## Task instructions
Search the records for "this". Copy every line where it appears.

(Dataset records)
** start **
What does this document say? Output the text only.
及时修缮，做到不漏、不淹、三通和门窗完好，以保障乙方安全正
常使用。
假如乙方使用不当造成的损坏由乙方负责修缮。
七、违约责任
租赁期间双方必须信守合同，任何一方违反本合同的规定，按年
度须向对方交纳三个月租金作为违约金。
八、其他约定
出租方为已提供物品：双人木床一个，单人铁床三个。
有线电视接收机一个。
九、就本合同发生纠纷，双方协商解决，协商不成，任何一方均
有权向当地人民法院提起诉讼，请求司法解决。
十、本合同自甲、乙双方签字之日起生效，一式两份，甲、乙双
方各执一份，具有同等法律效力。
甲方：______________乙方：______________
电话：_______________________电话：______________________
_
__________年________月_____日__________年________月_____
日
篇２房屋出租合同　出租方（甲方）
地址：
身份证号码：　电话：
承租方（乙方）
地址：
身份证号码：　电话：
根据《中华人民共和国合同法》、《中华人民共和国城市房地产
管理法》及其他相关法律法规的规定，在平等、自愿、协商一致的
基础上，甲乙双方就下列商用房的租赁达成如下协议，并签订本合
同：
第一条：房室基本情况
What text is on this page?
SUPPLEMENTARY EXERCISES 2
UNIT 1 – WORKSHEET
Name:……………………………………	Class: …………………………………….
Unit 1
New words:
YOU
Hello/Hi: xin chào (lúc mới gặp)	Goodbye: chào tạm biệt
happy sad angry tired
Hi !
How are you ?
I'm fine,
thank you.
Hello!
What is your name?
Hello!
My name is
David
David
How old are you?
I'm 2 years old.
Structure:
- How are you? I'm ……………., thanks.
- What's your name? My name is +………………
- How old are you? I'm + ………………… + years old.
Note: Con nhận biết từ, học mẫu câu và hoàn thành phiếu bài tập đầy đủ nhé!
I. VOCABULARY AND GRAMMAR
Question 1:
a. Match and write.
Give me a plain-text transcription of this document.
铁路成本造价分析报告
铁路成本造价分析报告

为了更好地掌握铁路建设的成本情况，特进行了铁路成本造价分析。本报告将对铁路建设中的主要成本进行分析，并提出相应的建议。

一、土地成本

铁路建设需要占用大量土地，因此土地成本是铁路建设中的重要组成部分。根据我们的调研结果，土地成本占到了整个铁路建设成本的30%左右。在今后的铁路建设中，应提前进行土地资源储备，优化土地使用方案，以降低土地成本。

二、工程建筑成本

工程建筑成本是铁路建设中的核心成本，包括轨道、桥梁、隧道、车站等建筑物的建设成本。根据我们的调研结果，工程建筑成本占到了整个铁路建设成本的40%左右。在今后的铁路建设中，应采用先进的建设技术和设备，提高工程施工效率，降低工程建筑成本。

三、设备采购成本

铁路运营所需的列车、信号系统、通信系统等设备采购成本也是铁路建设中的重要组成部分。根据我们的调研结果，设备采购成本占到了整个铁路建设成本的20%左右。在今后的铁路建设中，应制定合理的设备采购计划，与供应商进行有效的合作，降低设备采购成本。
** end **
## Completed task
What does this document say? Output the text only.
What text is on this page?
Give me a plain-text transcription of this document.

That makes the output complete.